**EXTRACTED MATERIAL**.
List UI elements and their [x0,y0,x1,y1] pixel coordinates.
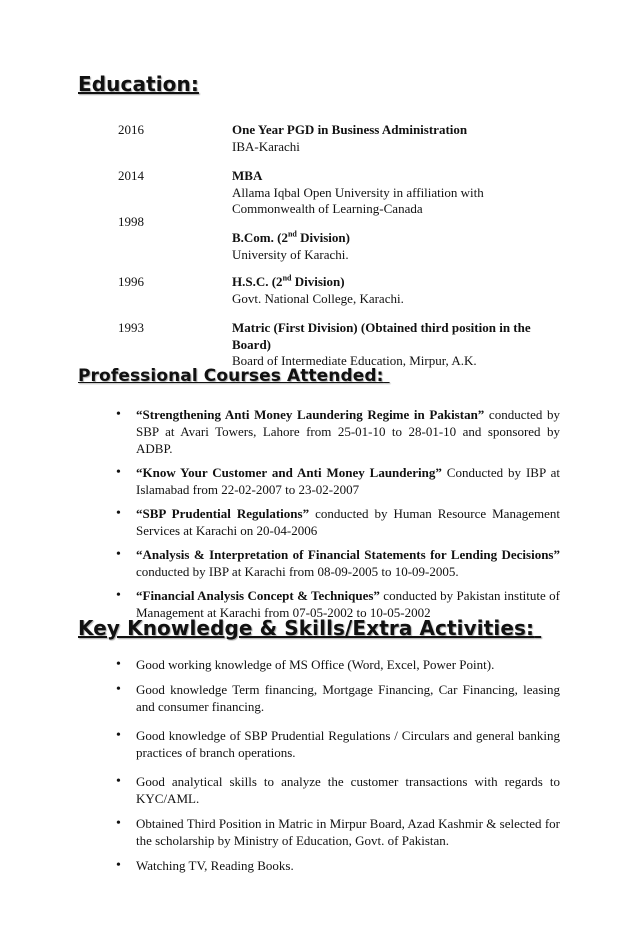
courses-list [108,406,560,621]
list-item: • Obtained Third Position in Matric in Mirpur Board, Azad Kashmir & selected for the scholarship by Ministry of Education, Govt. of Pakistan. [108,815,560,849]
list-item: • “Financial Analysis Concept & Techniques” conducted by Pakistan institute of Management at Karachi from 07-05-2002 to 10-05-2002 [108,587,560,621]
degree-title: B.Com. (2nd Division) [232,229,350,245]
degree-title: H.S.C. (2nd Division) [232,273,345,289]
education-heading: Education: [78,72,199,96]
education-year: 1996 [118,274,144,289]
degree-title: One Year PGD in Business Administration [232,122,468,137]
institution: Allama Iqbal Open University in affiliation with [232,184,484,200]
education-degree [232,320,572,370]
list-item: • Good analytical skills to analyze the customer transactions with regards to KYC/AML. [108,773,560,807]
institution: IBA-Karachi [232,138,300,154]
skills-heading: Key Knowledge & Skills/Extra Activities: [78,616,535,640]
list-item: • “SBP Prudential Regulations” conducted by Human Resource Management Services at Karachi on 20-04-2006 [108,505,560,539]
education-year: 1998 [118,214,144,229]
courses-heading: Professional Courses Attended: [78,366,384,386]
list-item: • “Know Your Customer and Anti Money Laundering” Conducted by IBP at Islamabad from 22-02-2007 to 23-02-2007 [108,464,560,498]
institution: Board of Intermediate Education, Mirpur, A.K. [232,353,477,368]
education-year: 2014 [118,168,144,183]
education-degree [232,230,572,263]
list-item: • “Analysis & Interpretation of Financial Statements for Lending Decisions” conducted by IBP at Karachi from 08-09-2005 to 10-09-2005. [108,546,560,580]
institution: Commonwealth of Learning-Canada [232,201,423,216]
list-item: • Good working knowledge of MS Office (Word, Excel, Power Point). [108,656,560,673]
list-item: • “Strengthening Anti Money Laundering Regime in Pakistan” conducted by SBP at Avari Towers, Lahore from 25-01-10 to 28-01-10 and sponsored by ADBP. [108,406,560,457]
education-degree [232,168,572,218]
degree-title: Matric (First Division) (Obtained third position in the Board) [232,320,531,352]
education-degree [232,274,572,307]
list-item: • Good knowledge Term financing, Mortgage Financing, Car Financing, leasing and consumer financing. [108,681,560,715]
education-year: 1993 [118,320,144,335]
education-degree [232,122,572,155]
skills-list [108,656,560,874]
list-item: • Watching TV, Reading Books. [108,857,560,874]
education-year: 2016 [118,122,144,137]
institution: University of Karachi. [232,246,349,262]
institution: Govt. National College, Karachi. [232,290,404,306]
degree-title: MBA [232,168,263,183]
list-item: • Good knowledge of SBP Prudential Regulations / Circulars and general banking practices of branch operations. [108,727,560,761]
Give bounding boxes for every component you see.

**CHALLENGE**. Pick out every line in the entries above that contains the word "Money", and copy each one in full. Case counts.

**CORRECT RESULT**.
list-item: • “Know Your Customer and Anti Money Laundering” Conducted by IBP at Islamabad from 22-02-2007 to 23-02-2007 [108,464,560,498]
list-item: • “Strengthening Anti Money Laundering Regime in Pakistan” conducted by SBP at Avari Towers, Lahore from 25-01-10 to 28-01-10 and sponsored by ADBP. [108,406,560,457]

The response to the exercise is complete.